▽
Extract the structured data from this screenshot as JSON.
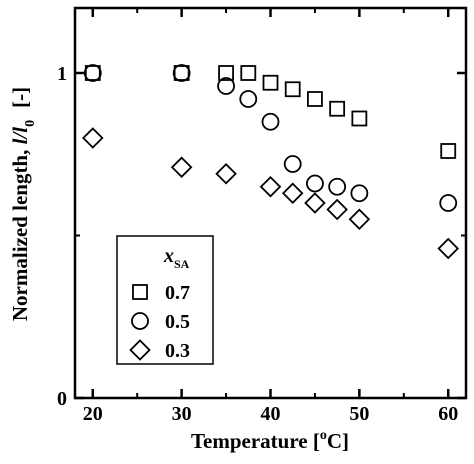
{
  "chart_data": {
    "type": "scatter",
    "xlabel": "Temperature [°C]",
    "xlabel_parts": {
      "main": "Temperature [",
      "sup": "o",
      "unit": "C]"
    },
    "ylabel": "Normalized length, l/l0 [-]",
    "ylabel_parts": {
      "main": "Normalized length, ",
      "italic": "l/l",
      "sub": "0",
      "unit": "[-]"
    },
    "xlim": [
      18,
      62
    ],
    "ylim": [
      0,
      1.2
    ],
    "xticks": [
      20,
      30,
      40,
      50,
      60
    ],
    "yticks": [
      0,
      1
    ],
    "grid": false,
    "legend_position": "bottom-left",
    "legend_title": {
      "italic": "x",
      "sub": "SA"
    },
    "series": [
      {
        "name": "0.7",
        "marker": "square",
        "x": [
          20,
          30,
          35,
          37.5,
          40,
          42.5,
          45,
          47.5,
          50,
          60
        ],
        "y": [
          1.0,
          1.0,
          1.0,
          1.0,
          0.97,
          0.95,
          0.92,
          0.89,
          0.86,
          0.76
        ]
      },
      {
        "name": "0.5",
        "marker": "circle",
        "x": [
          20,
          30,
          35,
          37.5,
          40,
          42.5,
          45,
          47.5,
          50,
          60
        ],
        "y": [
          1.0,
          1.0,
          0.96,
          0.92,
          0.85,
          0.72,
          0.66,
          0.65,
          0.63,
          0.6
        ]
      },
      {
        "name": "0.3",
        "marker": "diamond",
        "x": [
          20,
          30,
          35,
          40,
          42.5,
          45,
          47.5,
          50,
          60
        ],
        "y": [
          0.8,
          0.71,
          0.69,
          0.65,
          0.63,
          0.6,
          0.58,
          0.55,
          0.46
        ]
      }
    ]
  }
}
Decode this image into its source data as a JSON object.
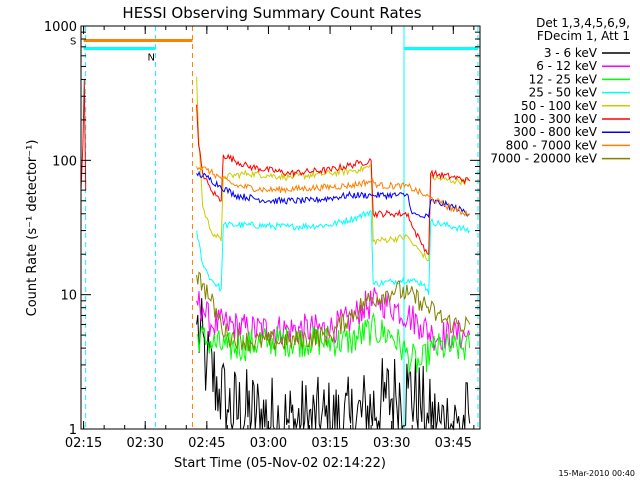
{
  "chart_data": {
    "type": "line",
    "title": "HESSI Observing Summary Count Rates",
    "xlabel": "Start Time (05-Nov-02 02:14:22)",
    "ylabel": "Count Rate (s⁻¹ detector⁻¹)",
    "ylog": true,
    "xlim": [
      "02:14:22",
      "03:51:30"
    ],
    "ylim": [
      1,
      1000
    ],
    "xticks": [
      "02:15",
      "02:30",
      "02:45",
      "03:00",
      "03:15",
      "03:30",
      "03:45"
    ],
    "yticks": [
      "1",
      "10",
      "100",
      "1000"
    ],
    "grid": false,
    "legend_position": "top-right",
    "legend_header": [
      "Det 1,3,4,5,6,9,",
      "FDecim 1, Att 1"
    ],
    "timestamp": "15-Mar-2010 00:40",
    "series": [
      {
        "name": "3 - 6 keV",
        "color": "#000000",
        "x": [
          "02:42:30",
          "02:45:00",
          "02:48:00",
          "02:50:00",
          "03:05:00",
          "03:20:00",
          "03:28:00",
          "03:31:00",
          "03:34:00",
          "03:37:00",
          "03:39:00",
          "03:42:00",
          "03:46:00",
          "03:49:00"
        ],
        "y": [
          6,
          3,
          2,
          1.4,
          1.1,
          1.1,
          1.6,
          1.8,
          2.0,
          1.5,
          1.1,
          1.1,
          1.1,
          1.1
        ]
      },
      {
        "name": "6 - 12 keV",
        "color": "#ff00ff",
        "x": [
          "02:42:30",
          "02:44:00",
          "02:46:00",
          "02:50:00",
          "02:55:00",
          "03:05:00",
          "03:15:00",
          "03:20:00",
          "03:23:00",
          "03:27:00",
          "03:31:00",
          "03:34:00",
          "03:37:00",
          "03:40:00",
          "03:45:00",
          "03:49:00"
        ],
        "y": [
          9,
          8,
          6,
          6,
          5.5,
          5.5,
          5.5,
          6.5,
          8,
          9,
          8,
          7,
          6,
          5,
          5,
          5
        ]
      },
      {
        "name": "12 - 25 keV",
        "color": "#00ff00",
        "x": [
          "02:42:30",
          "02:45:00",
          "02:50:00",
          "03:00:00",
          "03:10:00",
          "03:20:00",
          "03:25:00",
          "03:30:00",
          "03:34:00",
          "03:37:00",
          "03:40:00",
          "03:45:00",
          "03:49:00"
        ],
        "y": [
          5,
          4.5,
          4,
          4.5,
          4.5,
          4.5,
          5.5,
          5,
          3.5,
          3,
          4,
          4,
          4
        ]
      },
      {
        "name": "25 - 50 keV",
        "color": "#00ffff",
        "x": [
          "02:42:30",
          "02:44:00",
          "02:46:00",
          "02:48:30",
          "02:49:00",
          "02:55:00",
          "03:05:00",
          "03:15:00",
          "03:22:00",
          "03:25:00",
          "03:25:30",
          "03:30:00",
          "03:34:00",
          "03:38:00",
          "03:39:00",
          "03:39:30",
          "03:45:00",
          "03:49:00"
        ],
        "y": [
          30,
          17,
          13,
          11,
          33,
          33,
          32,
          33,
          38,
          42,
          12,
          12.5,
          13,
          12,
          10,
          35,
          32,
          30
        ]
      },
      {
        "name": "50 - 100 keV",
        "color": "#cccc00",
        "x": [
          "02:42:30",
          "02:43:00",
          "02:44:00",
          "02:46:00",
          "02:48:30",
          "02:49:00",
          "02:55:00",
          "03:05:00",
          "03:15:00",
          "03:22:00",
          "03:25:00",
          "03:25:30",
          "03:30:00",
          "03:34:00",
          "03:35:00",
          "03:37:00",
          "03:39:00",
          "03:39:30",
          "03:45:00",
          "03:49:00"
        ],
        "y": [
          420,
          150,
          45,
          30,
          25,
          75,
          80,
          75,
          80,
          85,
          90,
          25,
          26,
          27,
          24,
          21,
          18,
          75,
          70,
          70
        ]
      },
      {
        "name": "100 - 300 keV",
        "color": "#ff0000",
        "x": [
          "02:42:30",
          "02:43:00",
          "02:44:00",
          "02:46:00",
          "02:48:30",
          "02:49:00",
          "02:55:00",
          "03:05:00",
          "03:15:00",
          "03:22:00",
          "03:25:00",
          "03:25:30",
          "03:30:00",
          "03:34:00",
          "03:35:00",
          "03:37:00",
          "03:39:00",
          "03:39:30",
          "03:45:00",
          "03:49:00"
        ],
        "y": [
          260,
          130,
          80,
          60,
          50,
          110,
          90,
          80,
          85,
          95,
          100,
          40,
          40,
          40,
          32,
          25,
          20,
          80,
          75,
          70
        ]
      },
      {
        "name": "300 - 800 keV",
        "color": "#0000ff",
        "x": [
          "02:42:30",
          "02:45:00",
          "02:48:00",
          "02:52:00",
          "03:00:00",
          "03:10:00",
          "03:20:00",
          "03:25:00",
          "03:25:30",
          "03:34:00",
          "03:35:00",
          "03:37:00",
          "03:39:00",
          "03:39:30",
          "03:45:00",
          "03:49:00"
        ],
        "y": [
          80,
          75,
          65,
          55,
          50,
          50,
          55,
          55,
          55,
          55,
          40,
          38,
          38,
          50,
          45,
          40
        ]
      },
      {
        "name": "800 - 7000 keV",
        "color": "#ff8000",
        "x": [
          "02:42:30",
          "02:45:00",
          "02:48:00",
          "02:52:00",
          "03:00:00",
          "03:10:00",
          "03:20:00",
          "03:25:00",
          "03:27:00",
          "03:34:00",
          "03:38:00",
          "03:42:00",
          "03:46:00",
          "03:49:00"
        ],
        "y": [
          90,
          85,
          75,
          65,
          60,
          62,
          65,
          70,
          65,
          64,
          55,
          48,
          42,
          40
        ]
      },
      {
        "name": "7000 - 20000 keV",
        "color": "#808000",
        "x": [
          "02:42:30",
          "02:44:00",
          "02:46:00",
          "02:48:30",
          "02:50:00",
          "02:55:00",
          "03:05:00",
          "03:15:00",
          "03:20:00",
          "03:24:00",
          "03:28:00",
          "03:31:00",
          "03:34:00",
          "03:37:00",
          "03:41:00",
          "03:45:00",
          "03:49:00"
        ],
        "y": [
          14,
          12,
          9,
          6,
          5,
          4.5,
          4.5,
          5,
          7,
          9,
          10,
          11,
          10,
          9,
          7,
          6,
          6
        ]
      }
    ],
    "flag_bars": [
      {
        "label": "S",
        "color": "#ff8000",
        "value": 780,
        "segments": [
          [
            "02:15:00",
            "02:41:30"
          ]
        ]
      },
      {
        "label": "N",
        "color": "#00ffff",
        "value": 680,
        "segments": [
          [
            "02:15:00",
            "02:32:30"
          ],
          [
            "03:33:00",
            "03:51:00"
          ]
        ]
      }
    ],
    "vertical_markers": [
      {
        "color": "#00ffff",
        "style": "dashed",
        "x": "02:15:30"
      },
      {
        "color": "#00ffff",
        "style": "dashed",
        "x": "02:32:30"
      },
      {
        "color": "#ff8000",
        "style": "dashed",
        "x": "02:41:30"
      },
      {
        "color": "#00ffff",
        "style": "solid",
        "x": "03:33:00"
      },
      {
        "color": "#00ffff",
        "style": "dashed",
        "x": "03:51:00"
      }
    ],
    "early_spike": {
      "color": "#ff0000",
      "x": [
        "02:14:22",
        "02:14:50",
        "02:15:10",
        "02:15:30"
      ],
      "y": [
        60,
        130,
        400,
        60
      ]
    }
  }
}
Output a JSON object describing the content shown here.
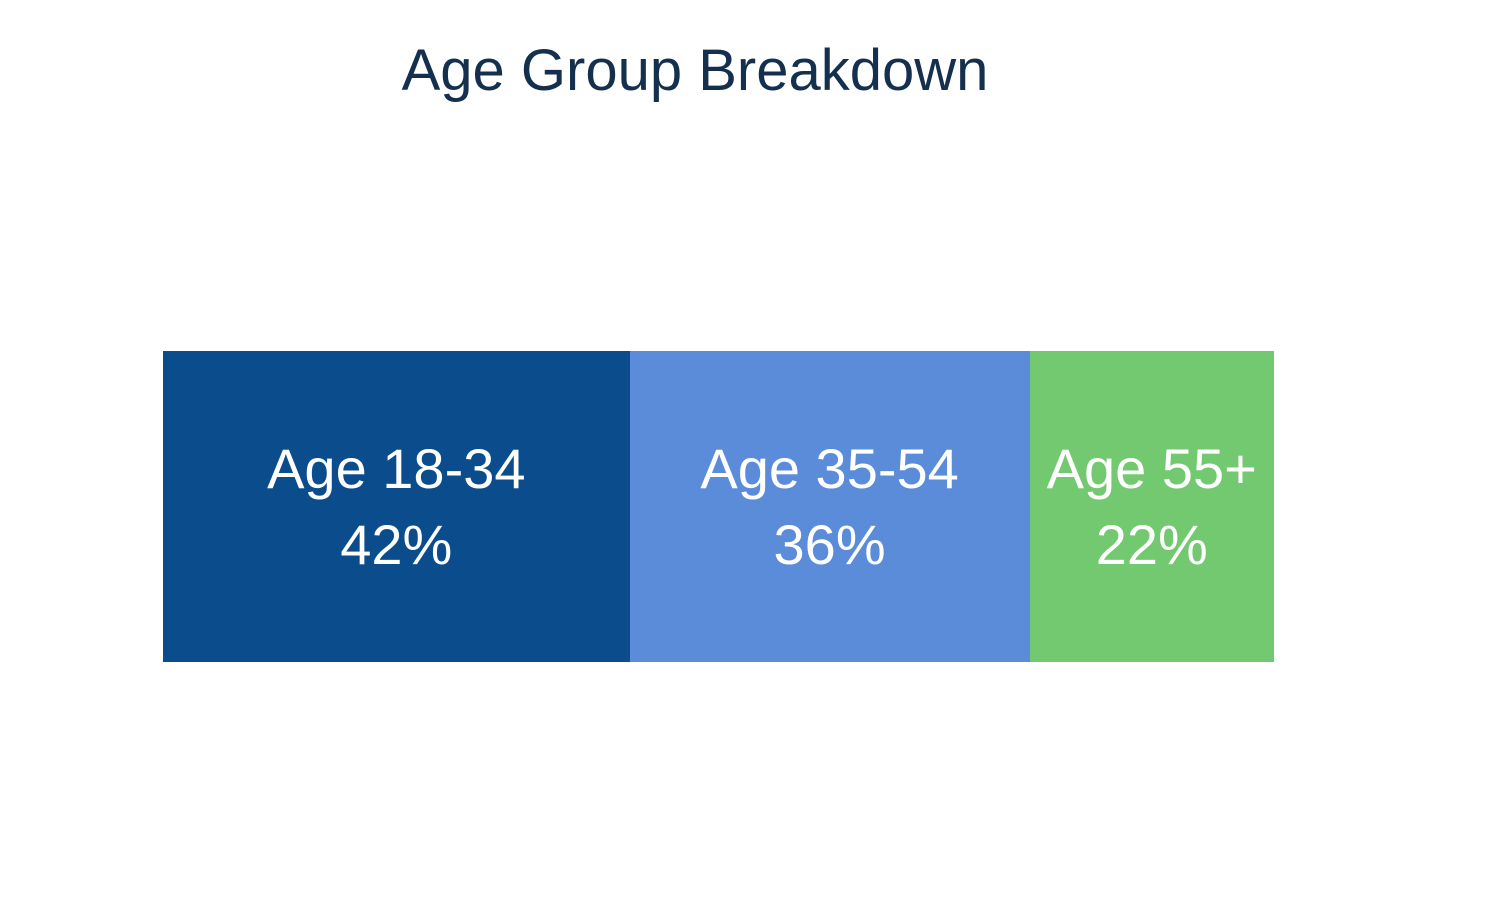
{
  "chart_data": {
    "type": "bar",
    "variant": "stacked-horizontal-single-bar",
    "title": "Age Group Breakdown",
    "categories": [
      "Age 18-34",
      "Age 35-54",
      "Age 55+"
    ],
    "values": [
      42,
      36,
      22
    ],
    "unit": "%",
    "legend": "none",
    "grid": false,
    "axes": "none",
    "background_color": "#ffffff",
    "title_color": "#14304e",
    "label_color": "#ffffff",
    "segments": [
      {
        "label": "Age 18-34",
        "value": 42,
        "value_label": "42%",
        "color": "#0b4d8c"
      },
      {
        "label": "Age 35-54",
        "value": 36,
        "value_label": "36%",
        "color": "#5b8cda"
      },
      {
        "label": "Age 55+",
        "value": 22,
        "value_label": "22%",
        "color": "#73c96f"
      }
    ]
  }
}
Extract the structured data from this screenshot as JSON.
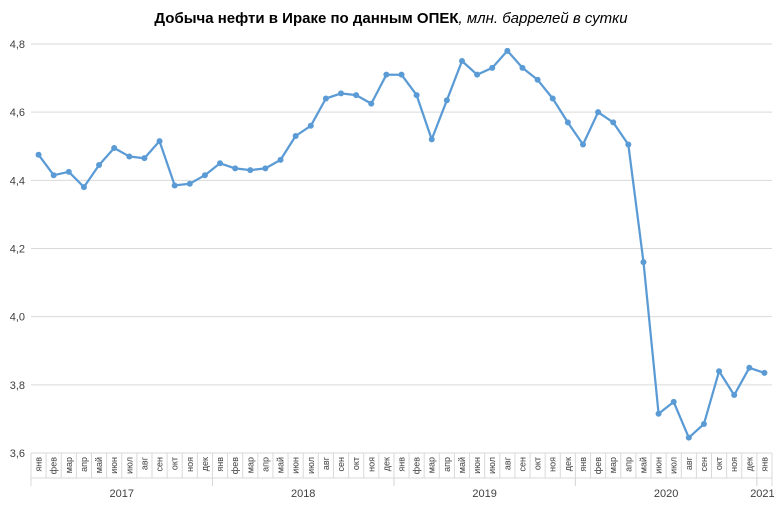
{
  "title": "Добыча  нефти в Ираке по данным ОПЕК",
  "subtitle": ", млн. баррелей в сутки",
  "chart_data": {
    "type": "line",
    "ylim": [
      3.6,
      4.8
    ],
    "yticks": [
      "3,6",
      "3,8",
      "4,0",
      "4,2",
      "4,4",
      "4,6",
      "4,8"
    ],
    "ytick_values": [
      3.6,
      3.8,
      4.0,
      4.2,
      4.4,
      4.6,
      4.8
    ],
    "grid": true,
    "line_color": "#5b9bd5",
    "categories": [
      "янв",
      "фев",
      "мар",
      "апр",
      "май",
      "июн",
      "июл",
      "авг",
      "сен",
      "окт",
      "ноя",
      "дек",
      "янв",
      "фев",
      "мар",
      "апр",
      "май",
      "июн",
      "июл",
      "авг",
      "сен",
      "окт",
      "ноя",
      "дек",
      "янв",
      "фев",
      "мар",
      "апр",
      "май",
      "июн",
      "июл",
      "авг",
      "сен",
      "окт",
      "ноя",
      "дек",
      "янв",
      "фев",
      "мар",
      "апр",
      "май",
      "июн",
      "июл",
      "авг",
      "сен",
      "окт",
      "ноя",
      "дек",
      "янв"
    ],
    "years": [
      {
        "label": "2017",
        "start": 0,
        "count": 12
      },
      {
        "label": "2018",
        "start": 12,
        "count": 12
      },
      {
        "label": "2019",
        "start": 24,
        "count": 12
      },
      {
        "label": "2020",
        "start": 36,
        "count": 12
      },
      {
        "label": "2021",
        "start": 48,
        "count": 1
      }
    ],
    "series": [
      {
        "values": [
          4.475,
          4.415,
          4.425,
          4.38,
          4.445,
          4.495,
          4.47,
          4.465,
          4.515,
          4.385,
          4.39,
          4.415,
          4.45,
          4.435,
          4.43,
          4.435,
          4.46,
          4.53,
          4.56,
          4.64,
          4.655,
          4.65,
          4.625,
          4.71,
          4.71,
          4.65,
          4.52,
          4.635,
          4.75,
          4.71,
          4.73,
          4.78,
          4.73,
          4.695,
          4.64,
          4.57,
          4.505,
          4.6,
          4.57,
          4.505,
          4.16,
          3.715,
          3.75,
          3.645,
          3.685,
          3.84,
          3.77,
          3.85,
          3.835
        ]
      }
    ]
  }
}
△
» **Problem to solve**: Which lines in the records above contain the string "Temperature"? Copy each one.

» **Task response**:
    "xlabel": "Temperature [°C]",
      "main": "Temperature [",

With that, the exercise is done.